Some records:
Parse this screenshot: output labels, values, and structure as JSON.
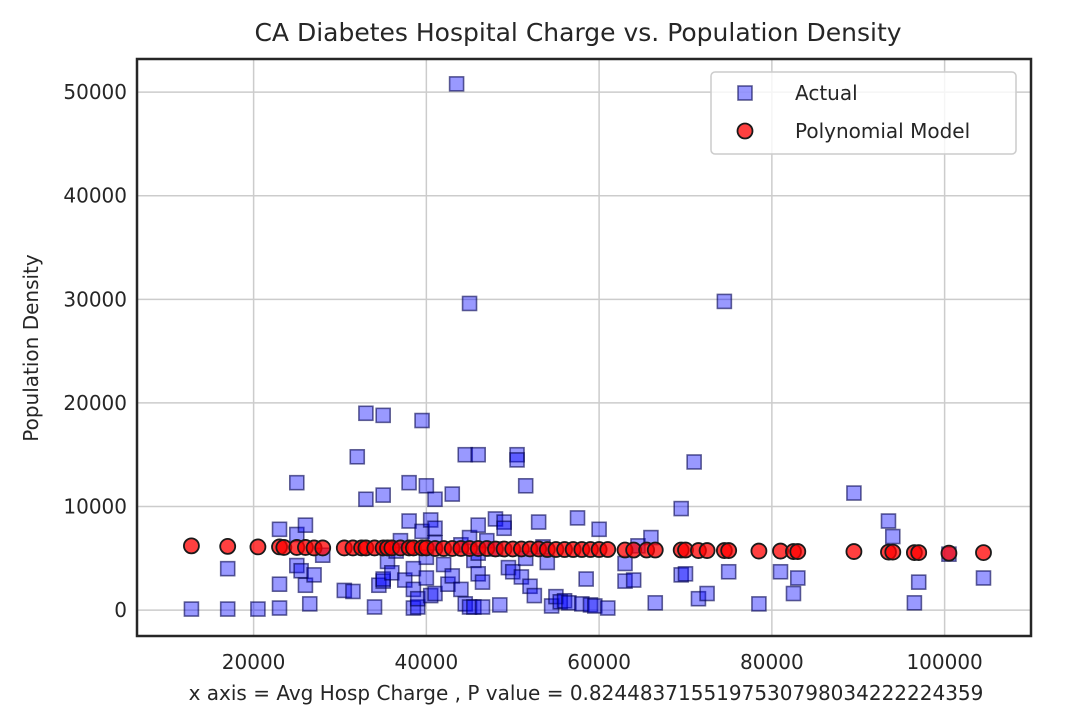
{
  "chart_data": {
    "type": "scatter",
    "title": "CA Diabetes Hospital Charge vs. Population Density",
    "xlabel": "x axis = Avg Hosp Charge , P value = 0.8244837155197530798034222224359",
    "ylabel": "Population Density",
    "xlim": [
      6500,
      110000
    ],
    "ylim": [
      -2500,
      53200
    ],
    "xticks": [
      20000,
      40000,
      60000,
      80000,
      100000
    ],
    "yticks": [
      0,
      10000,
      20000,
      30000,
      40000,
      50000
    ],
    "grid": true,
    "legend_position": "top-right",
    "series": [
      {
        "name": "Actual",
        "marker": "square",
        "color": "#0000ff",
        "points": [
          [
            12800,
            100
          ],
          [
            17000,
            100
          ],
          [
            20500,
            100
          ],
          [
            23000,
            200
          ],
          [
            17000,
            4000
          ],
          [
            23000,
            2500
          ],
          [
            23000,
            7800
          ],
          [
            25000,
            12300
          ],
          [
            25000,
            7300
          ],
          [
            25000,
            4300
          ],
          [
            25500,
            3800
          ],
          [
            26000,
            8200
          ],
          [
            26000,
            2400
          ],
          [
            26500,
            600
          ],
          [
            27000,
            3400
          ],
          [
            28000,
            5300
          ],
          [
            30500,
            1900
          ],
          [
            31500,
            1800
          ],
          [
            32000,
            14800
          ],
          [
            33000,
            19000
          ],
          [
            33000,
            10700
          ],
          [
            34000,
            300
          ],
          [
            34500,
            2400
          ],
          [
            35000,
            2800
          ],
          [
            35000,
            3000
          ],
          [
            35000,
            11100
          ],
          [
            35000,
            18800
          ],
          [
            35500,
            4700
          ],
          [
            36000,
            3600
          ],
          [
            36500,
            5700
          ],
          [
            37000,
            6700
          ],
          [
            37500,
            2900
          ],
          [
            38000,
            12300
          ],
          [
            38000,
            8600
          ],
          [
            38500,
            4000
          ],
          [
            38500,
            2000
          ],
          [
            38500,
            200
          ],
          [
            39000,
            300
          ],
          [
            39000,
            1100
          ],
          [
            39500,
            18300
          ],
          [
            39500,
            7600
          ],
          [
            40000,
            12000
          ],
          [
            40000,
            5100
          ],
          [
            40000,
            3100
          ],
          [
            40500,
            1400
          ],
          [
            40500,
            8700
          ],
          [
            41000,
            10700
          ],
          [
            41000,
            7900
          ],
          [
            41000,
            6500
          ],
          [
            41000,
            1600
          ],
          [
            42000,
            4400
          ],
          [
            42500,
            2500
          ],
          [
            43000,
            3300
          ],
          [
            43000,
            11200
          ],
          [
            43500,
            50800
          ],
          [
            44000,
            6300
          ],
          [
            44000,
            2000
          ],
          [
            44500,
            600
          ],
          [
            44500,
            15000
          ],
          [
            45000,
            300
          ],
          [
            45000,
            29600
          ],
          [
            45000,
            7000
          ],
          [
            45500,
            4800
          ],
          [
            45500,
            300
          ],
          [
            46000,
            8200
          ],
          [
            46000,
            5500
          ],
          [
            46000,
            15000
          ],
          [
            46000,
            3500
          ],
          [
            46500,
            300
          ],
          [
            46500,
            2700
          ],
          [
            47000,
            6700
          ],
          [
            48000,
            8800
          ],
          [
            48000,
            5900
          ],
          [
            48500,
            500
          ],
          [
            49000,
            8500
          ],
          [
            49000,
            7900
          ],
          [
            49500,
            4100
          ],
          [
            50000,
            3700
          ],
          [
            50500,
            15000
          ],
          [
            50500,
            14500
          ],
          [
            51000,
            3200
          ],
          [
            51500,
            12000
          ],
          [
            51500,
            5000
          ],
          [
            52000,
            2300
          ],
          [
            52500,
            1400
          ],
          [
            53000,
            8500
          ],
          [
            53500,
            6100
          ],
          [
            54000,
            4600
          ],
          [
            54500,
            400
          ],
          [
            55000,
            1300
          ],
          [
            55500,
            800
          ],
          [
            56000,
            900
          ],
          [
            56500,
            700
          ],
          [
            57500,
            8900
          ],
          [
            58000,
            600
          ],
          [
            58500,
            3000
          ],
          [
            59000,
            500
          ],
          [
            59500,
            400
          ],
          [
            60000,
            7800
          ],
          [
            61000,
            200
          ],
          [
            63000,
            4500
          ],
          [
            63000,
            2800
          ],
          [
            64000,
            2900
          ],
          [
            64500,
            6200
          ],
          [
            66000,
            7000
          ],
          [
            66500,
            700
          ],
          [
            69500,
            3400
          ],
          [
            69500,
            9800
          ],
          [
            70000,
            3500
          ],
          [
            71000,
            14300
          ],
          [
            71500,
            1100
          ],
          [
            72500,
            1600
          ],
          [
            74500,
            29800
          ],
          [
            75000,
            3700
          ],
          [
            78500,
            600
          ],
          [
            81000,
            3700
          ],
          [
            82500,
            1600
          ],
          [
            83000,
            3100
          ],
          [
            89500,
            11300
          ],
          [
            93500,
            8600
          ],
          [
            94000,
            7100
          ],
          [
            96500,
            700
          ],
          [
            97000,
            2700
          ],
          [
            100500,
            5400
          ],
          [
            104500,
            3100
          ]
        ]
      },
      {
        "name": "Polynomial Model",
        "marker": "circle",
        "color": "#ff0000",
        "points": [
          [
            12800,
            6200
          ],
          [
            17000,
            6150
          ],
          [
            20500,
            6100
          ],
          [
            23000,
            6100
          ],
          [
            23500,
            6050
          ],
          [
            25000,
            6050
          ],
          [
            26000,
            6050
          ],
          [
            27000,
            6000
          ],
          [
            28000,
            6000
          ],
          [
            30500,
            6000
          ],
          [
            31500,
            6000
          ],
          [
            32500,
            6000
          ],
          [
            33000,
            6000
          ],
          [
            34000,
            6000
          ],
          [
            35000,
            6000
          ],
          [
            35500,
            6000
          ],
          [
            36000,
            6000
          ],
          [
            37000,
            6000
          ],
          [
            38000,
            6000
          ],
          [
            38500,
            6000
          ],
          [
            39500,
            6000
          ],
          [
            40000,
            6000
          ],
          [
            41000,
            5950
          ],
          [
            42000,
            5950
          ],
          [
            43000,
            5950
          ],
          [
            44000,
            5950
          ],
          [
            45000,
            5950
          ],
          [
            46000,
            5950
          ],
          [
            47000,
            5950
          ],
          [
            48000,
            5900
          ],
          [
            49000,
            5900
          ],
          [
            50000,
            5900
          ],
          [
            51000,
            5900
          ],
          [
            52000,
            5900
          ],
          [
            53000,
            5900
          ],
          [
            54000,
            5850
          ],
          [
            55000,
            5850
          ],
          [
            56000,
            5850
          ],
          [
            57000,
            5850
          ],
          [
            58000,
            5850
          ],
          [
            59000,
            5850
          ],
          [
            60000,
            5850
          ],
          [
            61000,
            5850
          ],
          [
            63000,
            5800
          ],
          [
            64000,
            5800
          ],
          [
            65500,
            5800
          ],
          [
            66500,
            5800
          ],
          [
            69500,
            5800
          ],
          [
            70000,
            5800
          ],
          [
            71500,
            5750
          ],
          [
            72500,
            5750
          ],
          [
            74500,
            5750
          ],
          [
            75000,
            5750
          ],
          [
            78500,
            5700
          ],
          [
            81000,
            5700
          ],
          [
            82500,
            5650
          ],
          [
            83000,
            5650
          ],
          [
            89500,
            5650
          ],
          [
            93500,
            5600
          ],
          [
            94000,
            5600
          ],
          [
            96500,
            5550
          ],
          [
            97000,
            5550
          ],
          [
            100500,
            5500
          ],
          [
            104500,
            5550
          ]
        ]
      }
    ]
  }
}
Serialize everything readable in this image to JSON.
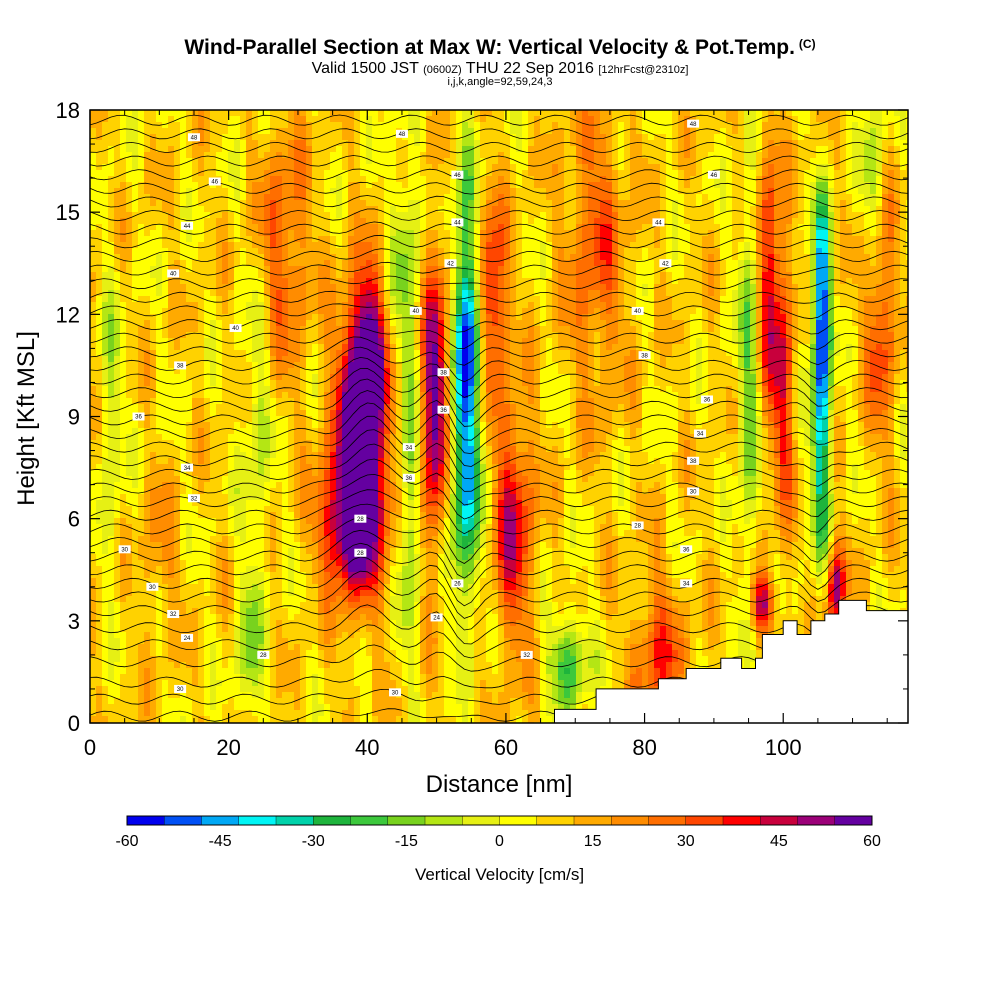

REQUIRED WORK => Output the data exactly. Pictures don't belong in the result.

WRITTEN RESPONSE =>
Parse this screenshot: output labels, values, and structure as JSON.
{
  "chart_data": {
    "type": "scatter",
    "title": "CA Diabetes Hospital Charge vs. Population Density",
    "xlabel": "x axis = Avg Hosp Charge , P value = 0.8244837155197530798034222224359",
    "ylabel": "Population Density",
    "xlim": [
      6500,
      110000
    ],
    "ylim": [
      -2500,
      53200
    ],
    "xticks": [
      20000,
      40000,
      60000,
      80000,
      100000
    ],
    "yticks": [
      0,
      10000,
      20000,
      30000,
      40000,
      50000
    ],
    "grid": true,
    "legend_position": "top-right",
    "series": [
      {
        "name": "Actual",
        "marker": "square",
        "color": "#0000ff",
        "points": [
          [
            12800,
            100
          ],
          [
            17000,
            100
          ],
          [
            20500,
            100
          ],
          [
            23000,
            200
          ],
          [
            17000,
            4000
          ],
          [
            23000,
            2500
          ],
          [
            23000,
            7800
          ],
          [
            25000,
            12300
          ],
          [
            25000,
            7300
          ],
          [
            25000,
            4300
          ],
          [
            25500,
            3800
          ],
          [
            26000,
            8200
          ],
          [
            26000,
            2400
          ],
          [
            26500,
            600
          ],
          [
            27000,
            3400
          ],
          [
            28000,
            5300
          ],
          [
            30500,
            1900
          ],
          [
            31500,
            1800
          ],
          [
            32000,
            14800
          ],
          [
            33000,
            19000
          ],
          [
            33000,
            10700
          ],
          [
            34000,
            300
          ],
          [
            34500,
            2400
          ],
          [
            35000,
            2800
          ],
          [
            35000,
            3000
          ],
          [
            35000,
            11100
          ],
          [
            35000,
            18800
          ],
          [
            35500,
            4700
          ],
          [
            36000,
            3600
          ],
          [
            36500,
            5700
          ],
          [
            37000,
            6700
          ],
          [
            37500,
            2900
          ],
          [
            38000,
            12300
          ],
          [
            38000,
            8600
          ],
          [
            38500,
            4000
          ],
          [
            38500,
            2000
          ],
          [
            38500,
            200
          ],
          [
            39000,
            300
          ],
          [
            39000,
            1100
          ],
          [
            39500,
            18300
          ],
          [
            39500,
            7600
          ],
          [
            40000,
            12000
          ],
          [
            40000,
            5100
          ],
          [
            40000,
            3100
          ],
          [
            40500,
            1400
          ],
          [
            40500,
            8700
          ],
          [
            41000,
            10700
          ],
          [
            41000,
            7900
          ],
          [
            41000,
            6500
          ],
          [
            41000,
            1600
          ],
          [
            42000,
            4400
          ],
          [
            42500,
            2500
          ],
          [
            43000,
            3300
          ],
          [
            43000,
            11200
          ],
          [
            43500,
            50800
          ],
          [
            44000,
            6300
          ],
          [
            44000,
            2000
          ],
          [
            44500,
            600
          ],
          [
            44500,
            15000
          ],
          [
            45000,
            300
          ],
          [
            45000,
            29600
          ],
          [
            45000,
            7000
          ],
          [
            45500,
            4800
          ],
          [
            45500,
            300
          ],
          [
            46000,
            8200
          ],
          [
            46000,
            5500
          ],
          [
            46000,
            15000
          ],
          [
            46000,
            3500
          ],
          [
            46500,
            300
          ],
          [
            46500,
            2700
          ],
          [
            47000,
            6700
          ],
          [
            48000,
            8800
          ],
          [
            48000,
            5900
          ],
          [
            48500,
            500
          ],
          [
            49000,
            8500
          ],
          [
            49000,
            7900
          ],
          [
            49500,
            4100
          ],
          [
            50000,
            3700
          ],
          [
            50500,
            15000
          ],
          [
            50500,
            14500
          ],
          [
            51000,
            3200
          ],
          [
            51500,
            12000
          ],
          [
            51500,
            5000
          ],
          [
            52000,
            2300
          ],
          [
            52500,
            1400
          ],
          [
            53000,
            8500
          ],
          [
            53500,
            6100
          ],
          [
            54000,
            4600
          ],
          [
            54500,
            400
          ],
          [
            55000,
            1300
          ],
          [
            55500,
            800
          ],
          [
            56000,
            900
          ],
          [
            56500,
            700
          ],
          [
            57500,
            8900
          ],
          [
            58000,
            600
          ],
          [
            58500,
            3000
          ],
          [
            59000,
            500
          ],
          [
            59500,
            400
          ],
          [
            60000,
            7800
          ],
          [
            61000,
            200
          ],
          [
            63000,
            4500
          ],
          [
            63000,
            2800
          ],
          [
            64000,
            2900
          ],
          [
            64500,
            6200
          ],
          [
            66000,
            7000
          ],
          [
            66500,
            700
          ],
          [
            69500,
            3400
          ],
          [
            69500,
            9800
          ],
          [
            70000,
            3500
          ],
          [
            71000,
            14300
          ],
          [
            71500,
            1100
          ],
          [
            72500,
            1600
          ],
          [
            74500,
            29800
          ],
          [
            75000,
            3700
          ],
          [
            78500,
            600
          ],
          [
            81000,
            3700
          ],
          [
            82500,
            1600
          ],
          [
            83000,
            3100
          ],
          [
            89500,
            11300
          ],
          [
            93500,
            8600
          ],
          [
            94000,
            7100
          ],
          [
            96500,
            700
          ],
          [
            97000,
            2700
          ],
          [
            100500,
            5400
          ],
          [
            104500,
            3100
          ]
        ]
      },
      {
        "name": "Polynomial Model",
        "marker": "circle",
        "color": "#ff0000",
        "points": [
          [
            12800,
            6200
          ],
          [
            17000,
            6150
          ],
          [
            20500,
            6100
          ],
          [
            23000,
            6100
          ],
          [
            23500,
            6050
          ],
          [
            25000,
            6050
          ],
          [
            26000,
            6050
          ],
          [
            27000,
            6000
          ],
          [
            28000,
            6000
          ],
          [
            30500,
            6000
          ],
          [
            31500,
            6000
          ],
          [
            32500,
            6000
          ],
          [
            33000,
            6000
          ],
          [
            34000,
            6000
          ],
          [
            35000,
            6000
          ],
          [
            35500,
            6000
          ],
          [
            36000,
            6000
          ],
          [
            37000,
            6000
          ],
          [
            38000,
            6000
          ],
          [
            38500,
            6000
          ],
          [
            39500,
            6000
          ],
          [
            40000,
            6000
          ],
          [
            41000,
            5950
          ],
          [
            42000,
            5950
          ],
          [
            43000,
            5950
          ],
          [
            44000,
            5950
          ],
          [
            45000,
            5950
          ],
          [
            46000,
            5950
          ],
          [
            47000,
            5950
          ],
          [
            48000,
            5900
          ],
          [
            49000,
            5900
          ],
          [
            50000,
            5900
          ],
          [
            51000,
            5900
          ],
          [
            52000,
            5900
          ],
          [
            53000,
            5900
          ],
          [
            54000,
            5850
          ],
          [
            55000,
            5850
          ],
          [
            56000,
            5850
          ],
          [
            57000,
            5850
          ],
          [
            58000,
            5850
          ],
          [
            59000,
            5850
          ],
          [
            60000,
            5850
          ],
          [
            61000,
            5850
          ],
          [
            63000,
            5800
          ],
          [
            64000,
            5800
          ],
          [
            65500,
            5800
          ],
          [
            66500,
            5800
          ],
          [
            69500,
            5800
          ],
          [
            70000,
            5800
          ],
          [
            71500,
            5750
          ],
          [
            72500,
            5750
          ],
          [
            74500,
            5750
          ],
          [
            75000,
            5750
          ],
          [
            78500,
            5700
          ],
          [
            81000,
            5700
          ],
          [
            82500,
            5650
          ],
          [
            83000,
            5650
          ],
          [
            89500,
            5650
          ],
          [
            93500,
            5600
          ],
          [
            94000,
            5600
          ],
          [
            96500,
            5550
          ],
          [
            97000,
            5550
          ],
          [
            100500,
            5500
          ],
          [
            104500,
            5550
          ]
        ]
      }
    ]
  }
}
Serialize everything readable in this image to JSON.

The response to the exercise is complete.